=== RECORDS TO PROCESS ===

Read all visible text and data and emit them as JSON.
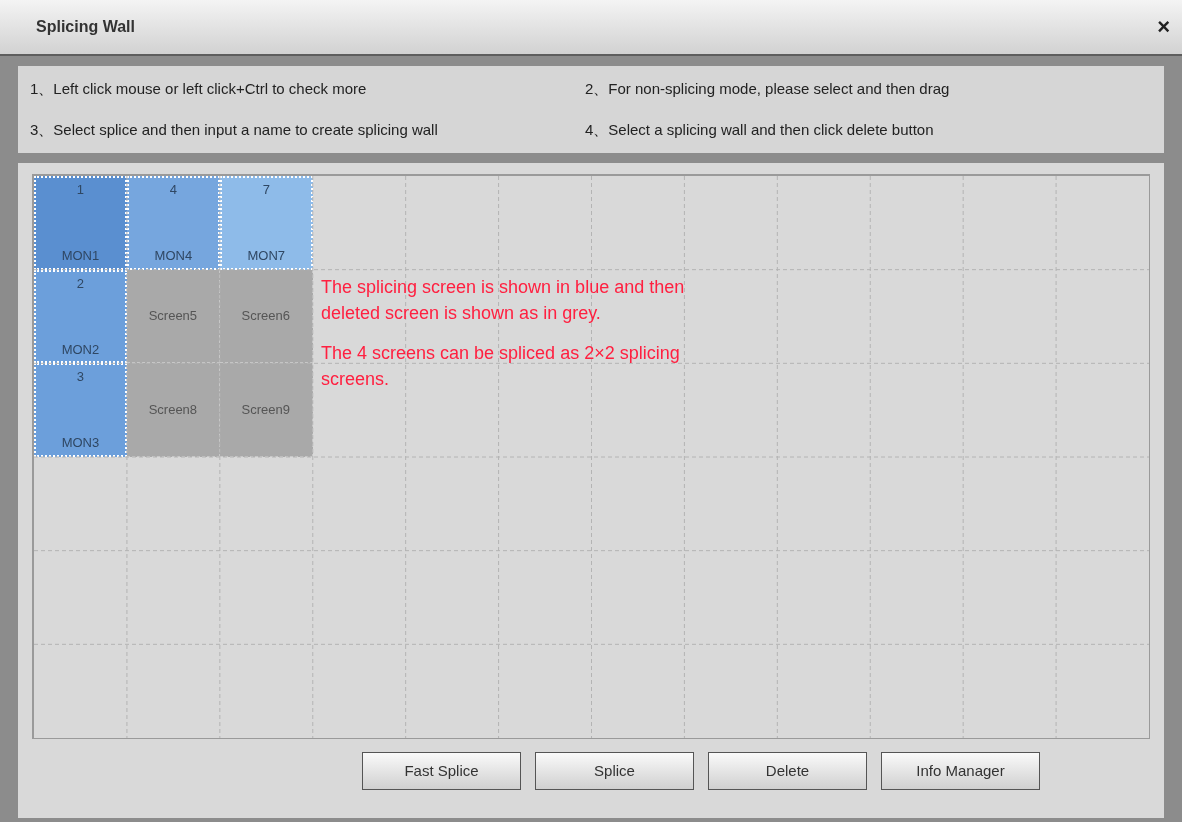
{
  "window": {
    "title": "Splicing Wall",
    "close": "×"
  },
  "instructions": [
    "1、Left click mouse or left click+Ctrl to check more",
    "2、For non-splicing mode, please select and then drag",
    "3、Select splice and then input a name to create splicing wall",
    "4、Select a splicing wall and then click delete button"
  ],
  "wall": {
    "rows": [
      [
        {
          "kind": "monitor",
          "number": "1",
          "name": "MON1",
          "color": "#5a8fd0"
        },
        {
          "kind": "monitor",
          "number": "4",
          "name": "MON4",
          "color": "#76a6de"
        },
        {
          "kind": "monitor",
          "number": "7",
          "name": "MON7",
          "color": "#8ebbe9"
        }
      ],
      [
        {
          "kind": "monitor",
          "number": "2",
          "name": "MON2",
          "color": "#6c9fdb"
        },
        {
          "kind": "screen",
          "name": "Screen5"
        },
        {
          "kind": "screen",
          "name": "Screen6"
        }
      ],
      [
        {
          "kind": "monitor",
          "number": "3",
          "name": "MON3",
          "color": "#6c9fdb"
        },
        {
          "kind": "screen",
          "name": "Screen8"
        },
        {
          "kind": "screen",
          "name": "Screen9"
        }
      ]
    ],
    "notes": [
      "The splicing screen is shown in blue and then deleted screen is shown as in grey.",
      "The 4 screens can be spliced as 2×2 splicing screens."
    ]
  },
  "buttons": [
    "Fast Splice",
    "Splice",
    "Delete",
    "Info Manager"
  ]
}
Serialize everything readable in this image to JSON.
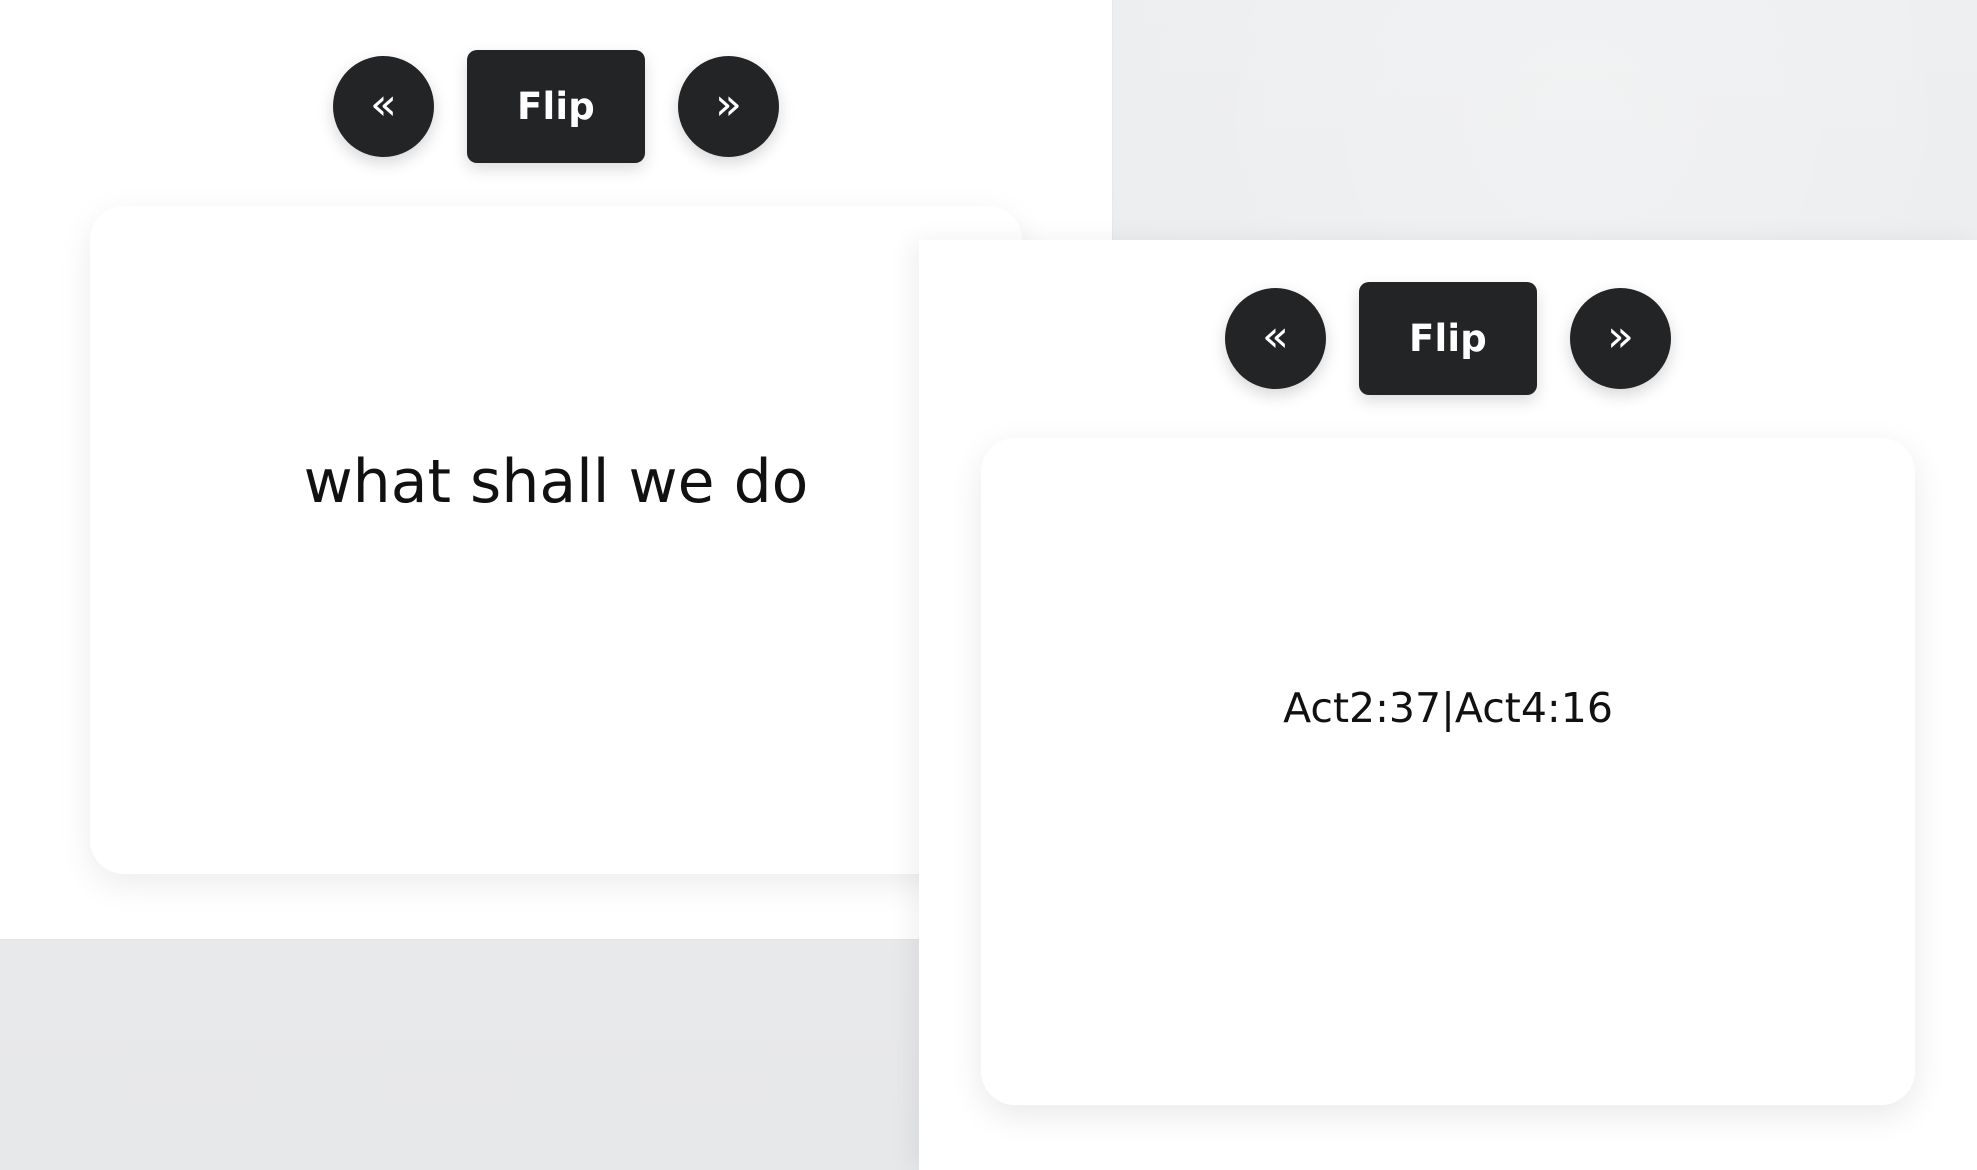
{
  "colors": {
    "background": "#e9eaec",
    "panel": "#ffffff",
    "button": "#222426",
    "button_text": "#ffffff",
    "card_text": "#111111"
  },
  "left": {
    "controls": {
      "prev_icon": "«",
      "flip_label": "Flip",
      "next_icon": "»"
    },
    "card": {
      "text": "what shall we do"
    }
  },
  "right": {
    "controls": {
      "prev_icon": "«",
      "flip_label": "Flip",
      "next_icon": "»"
    },
    "card": {
      "text": "Act2:37|Act4:16"
    }
  },
  "icons": {
    "previous": "double-left-chevron-icon",
    "next": "double-right-chevron-icon"
  }
}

===

OBJECTIVE>
Print out the whole of the material word for word, without pictures.

RESPONSE TO THE TASK>
Read all visible text and data and emit them as JSON.
{
  "window": {
    "title": "Splicing Wall",
    "close": "×"
  },
  "instructions": [
    "1、Left click mouse or left click+Ctrl to check more",
    "2、For non-splicing mode, please select and then drag",
    "3、Select splice and then input a name to create splicing wall",
    "4、Select a splicing wall and then click delete button"
  ],
  "wall": {
    "rows": [
      [
        {
          "kind": "monitor",
          "number": "1",
          "name": "MON1",
          "color": "#5a8fd0"
        },
        {
          "kind": "monitor",
          "number": "4",
          "name": "MON4",
          "color": "#76a6de"
        },
        {
          "kind": "monitor",
          "number": "7",
          "name": "MON7",
          "color": "#8ebbe9"
        }
      ],
      [
        {
          "kind": "monitor",
          "number": "2",
          "name": "MON2",
          "color": "#6c9fdb"
        },
        {
          "kind": "screen",
          "name": "Screen5"
        },
        {
          "kind": "screen",
          "name": "Screen6"
        }
      ],
      [
        {
          "kind": "monitor",
          "number": "3",
          "name": "MON3",
          "color": "#6c9fdb"
        },
        {
          "kind": "screen",
          "name": "Screen8"
        },
        {
          "kind": "screen",
          "name": "Screen9"
        }
      ]
    ],
    "notes": [
      "The splicing screen is shown in blue and then deleted screen is shown as in grey.",
      "The 4 screens can be spliced as 2×2 splicing screens."
    ]
  },
  "buttons": [
    "Fast Splice",
    "Splice",
    "Delete",
    "Info Manager"
  ]
}
Serialize everything readable in this image to JSON.
{
  "colors": {
    "background": "#e9eaec",
    "panel": "#ffffff",
    "button": "#222426",
    "button_text": "#ffffff",
    "card_text": "#111111"
  },
  "left": {
    "controls": {
      "prev_icon": "«",
      "flip_label": "Flip",
      "next_icon": "»"
    },
    "card": {
      "text": "what shall we do"
    }
  },
  "right": {
    "controls": {
      "prev_icon": "«",
      "flip_label": "Flip",
      "next_icon": "»"
    },
    "card": {
      "text": "Act2:37|Act4:16"
    }
  },
  "icons": {
    "previous": "double-left-chevron-icon",
    "next": "double-right-chevron-icon"
  }
}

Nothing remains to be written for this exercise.